Review the material and extract every line in which the word "лампы" occurs.

start

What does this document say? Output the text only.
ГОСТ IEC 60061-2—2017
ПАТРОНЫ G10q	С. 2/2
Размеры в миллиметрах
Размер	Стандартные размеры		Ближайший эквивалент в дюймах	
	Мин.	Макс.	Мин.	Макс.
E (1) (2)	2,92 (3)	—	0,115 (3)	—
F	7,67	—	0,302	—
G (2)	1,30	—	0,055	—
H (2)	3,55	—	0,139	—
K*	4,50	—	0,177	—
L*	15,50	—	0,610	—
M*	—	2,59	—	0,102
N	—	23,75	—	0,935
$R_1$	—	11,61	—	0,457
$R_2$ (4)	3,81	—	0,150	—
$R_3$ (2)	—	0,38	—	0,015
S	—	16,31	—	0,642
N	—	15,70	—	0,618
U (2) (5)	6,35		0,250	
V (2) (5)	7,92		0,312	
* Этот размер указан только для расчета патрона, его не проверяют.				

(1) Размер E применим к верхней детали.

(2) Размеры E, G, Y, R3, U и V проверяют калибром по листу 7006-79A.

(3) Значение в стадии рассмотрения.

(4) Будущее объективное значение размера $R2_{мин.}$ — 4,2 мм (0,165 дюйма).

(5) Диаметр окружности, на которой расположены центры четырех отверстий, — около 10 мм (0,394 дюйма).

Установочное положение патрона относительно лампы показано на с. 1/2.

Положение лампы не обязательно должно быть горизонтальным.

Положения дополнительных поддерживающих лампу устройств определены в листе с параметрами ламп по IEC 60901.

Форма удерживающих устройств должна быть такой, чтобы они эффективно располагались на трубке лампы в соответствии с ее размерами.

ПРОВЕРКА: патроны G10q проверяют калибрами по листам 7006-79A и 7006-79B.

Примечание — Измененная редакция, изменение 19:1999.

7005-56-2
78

end
start

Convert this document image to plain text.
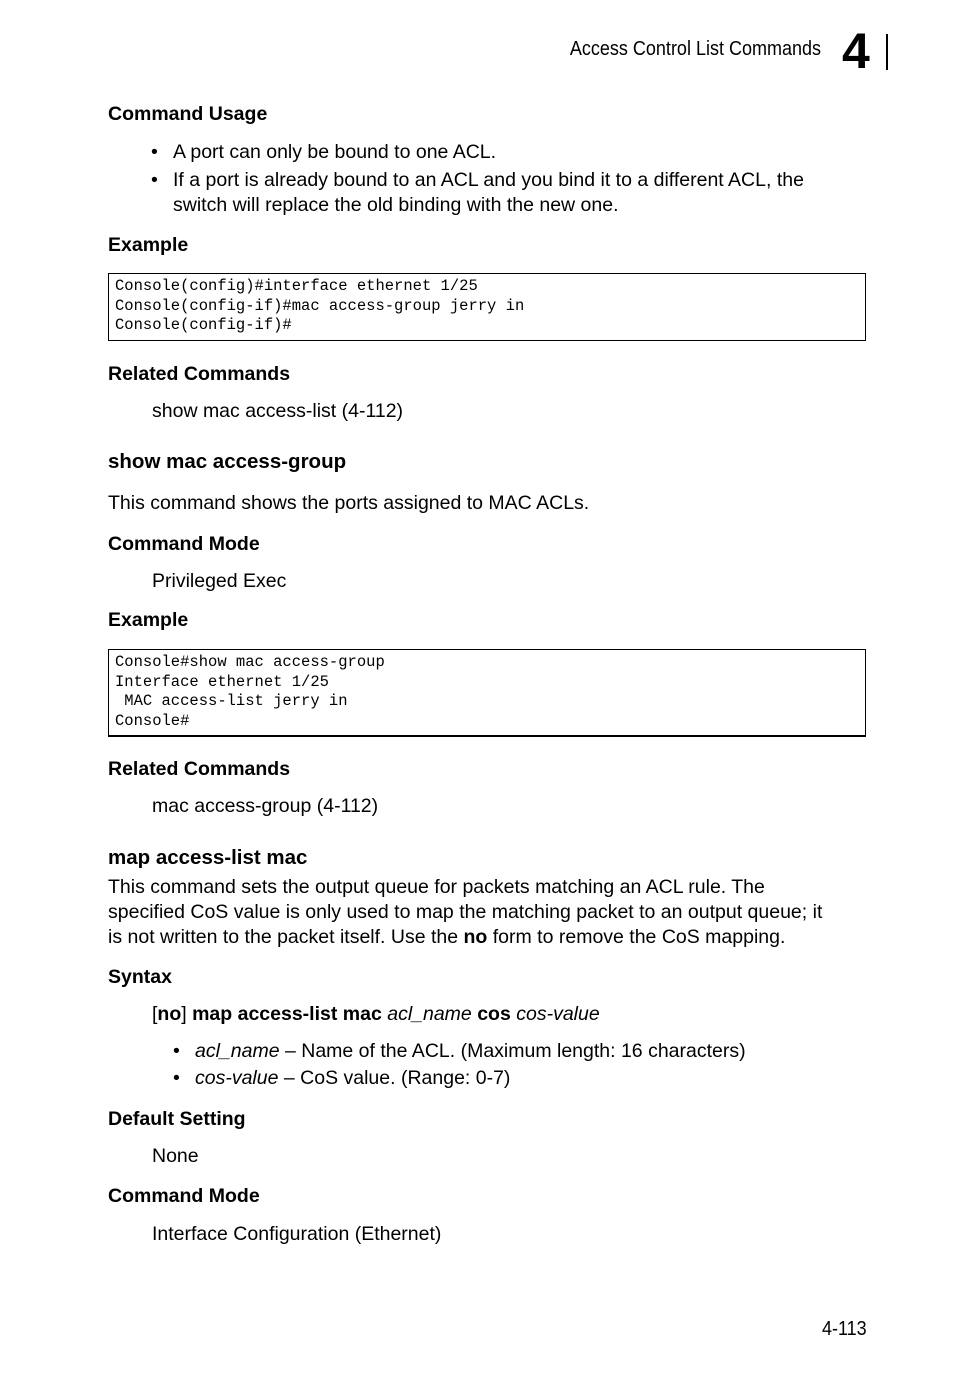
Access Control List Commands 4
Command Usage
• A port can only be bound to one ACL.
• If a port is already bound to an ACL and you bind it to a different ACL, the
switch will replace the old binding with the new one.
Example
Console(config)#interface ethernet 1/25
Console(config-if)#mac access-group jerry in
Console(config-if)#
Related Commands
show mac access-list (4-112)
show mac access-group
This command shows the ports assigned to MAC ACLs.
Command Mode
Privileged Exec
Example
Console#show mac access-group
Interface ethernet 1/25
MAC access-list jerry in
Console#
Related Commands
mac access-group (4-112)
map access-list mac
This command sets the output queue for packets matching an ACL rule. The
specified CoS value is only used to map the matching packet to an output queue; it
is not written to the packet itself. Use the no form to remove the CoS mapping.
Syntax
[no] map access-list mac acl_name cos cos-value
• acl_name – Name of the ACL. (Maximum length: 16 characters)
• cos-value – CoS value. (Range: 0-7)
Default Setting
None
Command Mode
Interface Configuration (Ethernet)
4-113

end

Exercise result
Установочное положение патрона относительно лампы показано на с. 1/2.
Положение лампы не обязательно должно быть горизонтальным.
Форма удерживающих устройств должна быть такой, чтобы они эффективно располагались на трубке лампы в соответствии с ее размерами.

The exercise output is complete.